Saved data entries
______
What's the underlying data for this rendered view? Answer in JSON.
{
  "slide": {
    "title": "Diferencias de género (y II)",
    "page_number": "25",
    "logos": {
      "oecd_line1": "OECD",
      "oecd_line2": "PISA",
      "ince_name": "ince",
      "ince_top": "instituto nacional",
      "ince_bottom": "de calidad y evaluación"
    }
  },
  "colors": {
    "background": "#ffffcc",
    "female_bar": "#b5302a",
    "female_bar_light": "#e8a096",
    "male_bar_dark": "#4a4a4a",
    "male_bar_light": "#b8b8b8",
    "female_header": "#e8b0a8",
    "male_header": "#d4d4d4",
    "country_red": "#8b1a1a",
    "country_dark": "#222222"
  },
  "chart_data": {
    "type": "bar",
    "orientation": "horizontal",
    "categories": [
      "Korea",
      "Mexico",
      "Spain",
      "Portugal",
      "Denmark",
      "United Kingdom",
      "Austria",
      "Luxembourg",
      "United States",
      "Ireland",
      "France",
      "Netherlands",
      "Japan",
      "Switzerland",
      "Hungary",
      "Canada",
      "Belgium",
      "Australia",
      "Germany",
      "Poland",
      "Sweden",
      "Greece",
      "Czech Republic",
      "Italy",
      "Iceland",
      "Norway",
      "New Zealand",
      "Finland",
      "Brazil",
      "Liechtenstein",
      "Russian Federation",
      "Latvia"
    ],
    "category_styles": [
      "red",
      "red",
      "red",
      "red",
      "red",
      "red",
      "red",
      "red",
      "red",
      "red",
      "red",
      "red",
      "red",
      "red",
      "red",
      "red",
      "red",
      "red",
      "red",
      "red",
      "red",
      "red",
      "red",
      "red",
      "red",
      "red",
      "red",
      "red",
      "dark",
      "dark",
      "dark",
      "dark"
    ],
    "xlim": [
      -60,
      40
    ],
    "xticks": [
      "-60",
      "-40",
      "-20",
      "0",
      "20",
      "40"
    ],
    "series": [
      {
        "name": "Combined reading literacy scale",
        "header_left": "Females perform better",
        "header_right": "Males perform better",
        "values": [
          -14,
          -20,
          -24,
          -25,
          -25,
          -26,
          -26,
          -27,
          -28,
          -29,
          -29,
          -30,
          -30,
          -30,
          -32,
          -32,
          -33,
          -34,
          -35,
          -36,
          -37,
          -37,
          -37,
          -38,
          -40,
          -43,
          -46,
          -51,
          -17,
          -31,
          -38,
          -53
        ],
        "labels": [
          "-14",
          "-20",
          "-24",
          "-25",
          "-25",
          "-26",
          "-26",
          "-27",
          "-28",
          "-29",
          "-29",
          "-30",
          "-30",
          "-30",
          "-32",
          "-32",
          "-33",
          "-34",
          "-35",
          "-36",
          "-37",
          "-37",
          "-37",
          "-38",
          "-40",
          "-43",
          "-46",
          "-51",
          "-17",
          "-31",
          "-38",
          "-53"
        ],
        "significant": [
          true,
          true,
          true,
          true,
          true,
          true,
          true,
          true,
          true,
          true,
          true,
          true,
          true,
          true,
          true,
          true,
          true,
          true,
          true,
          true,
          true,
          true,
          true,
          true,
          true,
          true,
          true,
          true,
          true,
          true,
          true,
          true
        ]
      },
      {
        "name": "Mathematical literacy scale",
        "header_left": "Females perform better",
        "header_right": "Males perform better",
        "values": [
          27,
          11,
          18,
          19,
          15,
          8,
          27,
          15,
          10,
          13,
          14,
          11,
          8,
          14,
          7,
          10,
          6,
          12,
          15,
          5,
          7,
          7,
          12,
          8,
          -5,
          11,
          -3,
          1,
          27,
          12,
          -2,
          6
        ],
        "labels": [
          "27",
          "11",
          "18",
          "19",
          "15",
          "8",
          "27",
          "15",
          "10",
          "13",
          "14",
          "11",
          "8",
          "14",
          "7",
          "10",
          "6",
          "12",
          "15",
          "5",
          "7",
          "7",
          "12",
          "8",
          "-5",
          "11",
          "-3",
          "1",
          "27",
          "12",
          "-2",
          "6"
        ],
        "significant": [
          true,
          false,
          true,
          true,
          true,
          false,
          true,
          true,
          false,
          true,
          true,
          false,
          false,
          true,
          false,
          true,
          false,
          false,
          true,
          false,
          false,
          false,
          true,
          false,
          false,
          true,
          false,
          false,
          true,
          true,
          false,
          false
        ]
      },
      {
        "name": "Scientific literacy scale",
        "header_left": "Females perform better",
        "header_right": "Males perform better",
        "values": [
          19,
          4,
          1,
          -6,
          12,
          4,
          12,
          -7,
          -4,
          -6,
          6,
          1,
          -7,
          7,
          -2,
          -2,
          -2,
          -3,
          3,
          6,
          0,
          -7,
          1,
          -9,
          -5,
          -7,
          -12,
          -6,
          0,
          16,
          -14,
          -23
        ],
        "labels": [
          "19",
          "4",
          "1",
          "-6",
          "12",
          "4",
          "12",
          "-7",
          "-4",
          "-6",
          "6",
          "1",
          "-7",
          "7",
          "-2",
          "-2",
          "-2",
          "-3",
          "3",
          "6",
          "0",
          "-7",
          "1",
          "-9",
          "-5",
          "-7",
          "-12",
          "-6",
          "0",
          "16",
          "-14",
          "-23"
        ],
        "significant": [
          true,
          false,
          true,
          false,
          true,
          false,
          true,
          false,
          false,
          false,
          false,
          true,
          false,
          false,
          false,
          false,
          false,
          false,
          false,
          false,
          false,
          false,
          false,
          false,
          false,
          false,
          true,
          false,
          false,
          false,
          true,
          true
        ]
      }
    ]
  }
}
______
Scan the material above for the string "scale" and report each line where you find it.

→ **Finished exercise**
        "name": "Combined reading literacy scale",
        "name": "Mathematical literacy scale",
        "name": "Scientific literacy scale",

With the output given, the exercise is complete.